- ANWEISUNGEN -
A. Übertrage den Satz „Auf der Farm liefen ganz viele Kinder rum, die noch nie zuvor eine Kuh oder ein Schwein gesehen hatten.“ aus dem Textausschnitt über den Farmbesuch ins Englische.
B. Welche drei Namen nennt der Textausschnitt über den Farmbesuch als Begleitung zum Farmmarket?

Letzten Sonntag mussten wir früh raus. Wir wollten mit Carmel, Sandra und Florian zu so nem Farmmarket. Auf der Farm liefen ganz viele Kinder rum, die noch nie zuvor eine Kuh oder ein Schwein gesehen hatten. Und die nicht wussten was eine Brennnessel ist. Denn am Eingang zur Fram wurde ausdrücklich auf die gefährlichen Pflanzen hingewiesen und was zu tun sei, wenn man sie versehentlich berührt.

Schon krass, die Stadtmenschen. Aber die Farm war ganz cool. Es gab Hühner mit Puschelfedern,

kleine Schweinchen,

dicke Ziegen mit Schlappohren

und eine Kuhe, die die Kinder melken konnten. Hätt ich ja auch gern mal gemacht, aber ich wollt mich nicht vor die Kids drängeln ;)

- DATEN -

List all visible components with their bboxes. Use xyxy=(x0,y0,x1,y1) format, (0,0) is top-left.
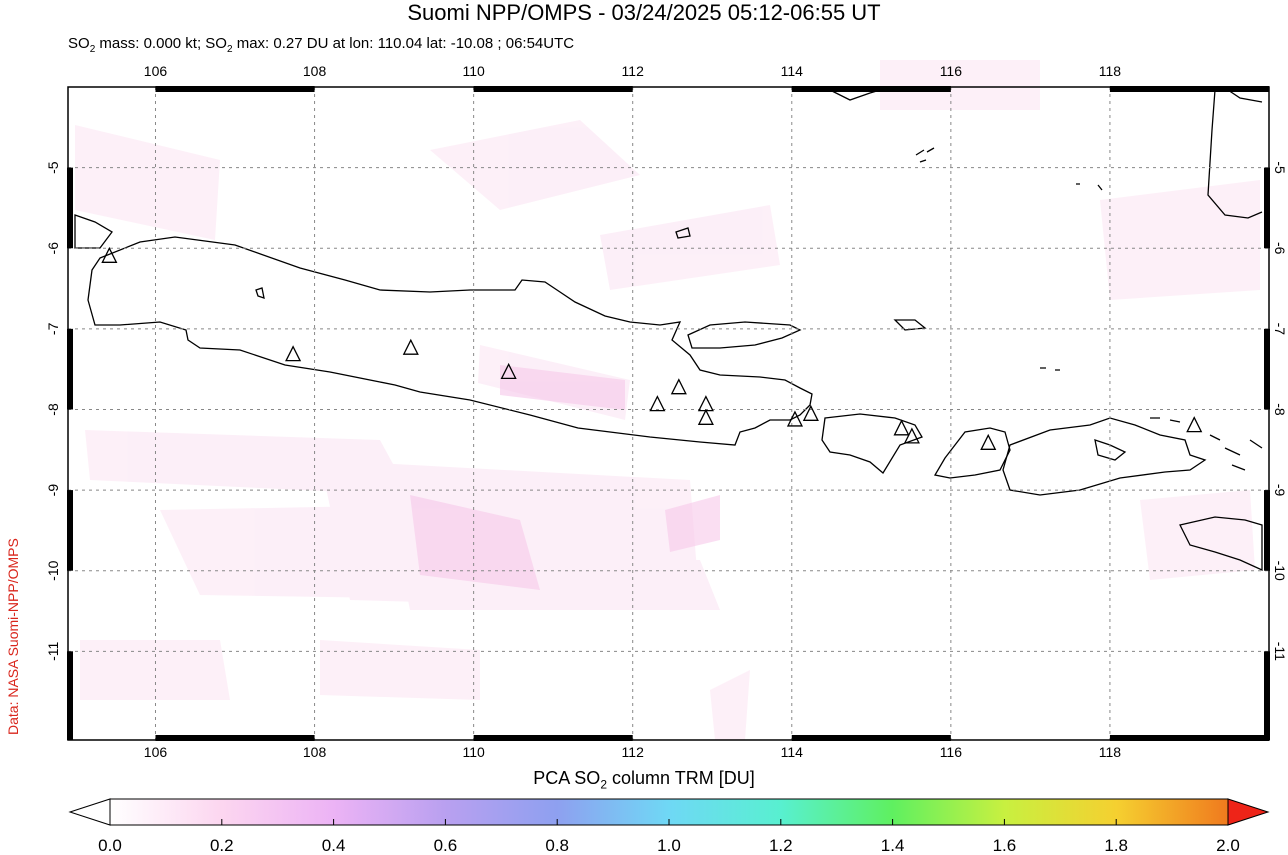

- ANTWORTEN -
A. Lots of children were running around on the farm who had never seen a cow or a pig before.

B. Carmel, Sandra und Florian.